%%

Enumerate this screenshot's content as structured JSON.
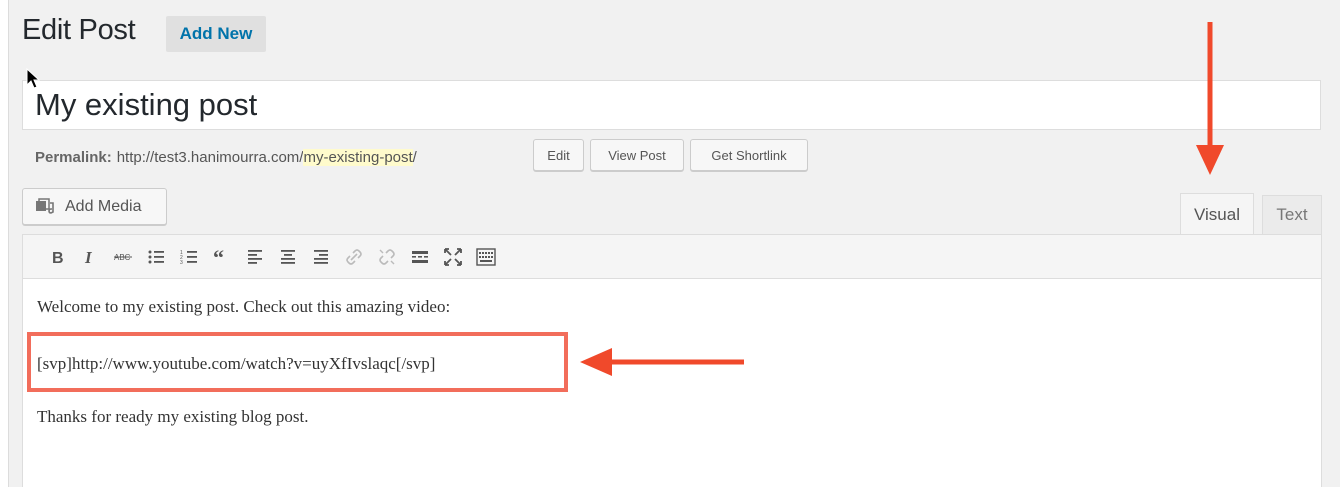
{
  "header": {
    "title": "Edit Post",
    "add_new_label": "Add New"
  },
  "post": {
    "title": "My existing post"
  },
  "permalink": {
    "label": "Permalink:",
    "base": "http://test3.hanimourra.com/",
    "slug": "my-existing-post",
    "trailing": "/",
    "edit_label": "Edit",
    "view_label": "View Post",
    "shortlink_label": "Get Shortlink"
  },
  "editor": {
    "add_media_label": "Add Media",
    "tabs": [
      {
        "label": "Visual",
        "active": true
      },
      {
        "label": "Text",
        "active": false
      }
    ],
    "toolbar_icons": [
      "bold-icon",
      "italic-icon",
      "strikethrough-icon",
      "bullet-list-icon",
      "numbered-list-icon",
      "blockquote-icon",
      "align-left-icon",
      "align-center-icon",
      "align-right-icon",
      "insert-link-icon",
      "remove-link-icon",
      "read-more-icon",
      "fullscreen-icon",
      "toolbar-toggle-icon"
    ],
    "paragraphs": [
      "Welcome to my existing post.  Check out this amazing video:",
      "[svp]http://www.youtube.com/watch?v=uyXfIvslaqc[/svp]",
      "Thanks for ready my existing blog post."
    ]
  },
  "annotations": {
    "arrow_color": "#f0492b",
    "box_color": "#f26d5b"
  }
}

%%

# Given task:
Drop the pictures and reproduce the rest of the entries above exactly.

# Correct answer:
Enumerate this screenshot's content as structured JSON.
{
  "header": {
    "title": "Edit Post",
    "add_new_label": "Add New"
  },
  "post": {
    "title": "My existing post"
  },
  "permalink": {
    "label": "Permalink:",
    "base": "http://test3.hanimourra.com/",
    "slug": "my-existing-post",
    "trailing": "/",
    "edit_label": "Edit",
    "view_label": "View Post",
    "shortlink_label": "Get Shortlink"
  },
  "editor": {
    "add_media_label": "Add Media",
    "tabs": [
      {
        "label": "Visual",
        "active": true
      },
      {
        "label": "Text",
        "active": false
      }
    ],
    "toolbar_icons": [
      "bold-icon",
      "italic-icon",
      "strikethrough-icon",
      "bullet-list-icon",
      "numbered-list-icon",
      "blockquote-icon",
      "align-left-icon",
      "align-center-icon",
      "align-right-icon",
      "insert-link-icon",
      "remove-link-icon",
      "read-more-icon",
      "fullscreen-icon",
      "toolbar-toggle-icon"
    ],
    "paragraphs": [
      "Welcome to my existing post.  Check out this amazing video:",
      "[svp]http://www.youtube.com/watch?v=uyXfIvslaqc[/svp]",
      "Thanks for ready my existing blog post."
    ]
  },
  "annotations": {
    "arrow_color": "#f0492b",
    "box_color": "#f26d5b"
  }
}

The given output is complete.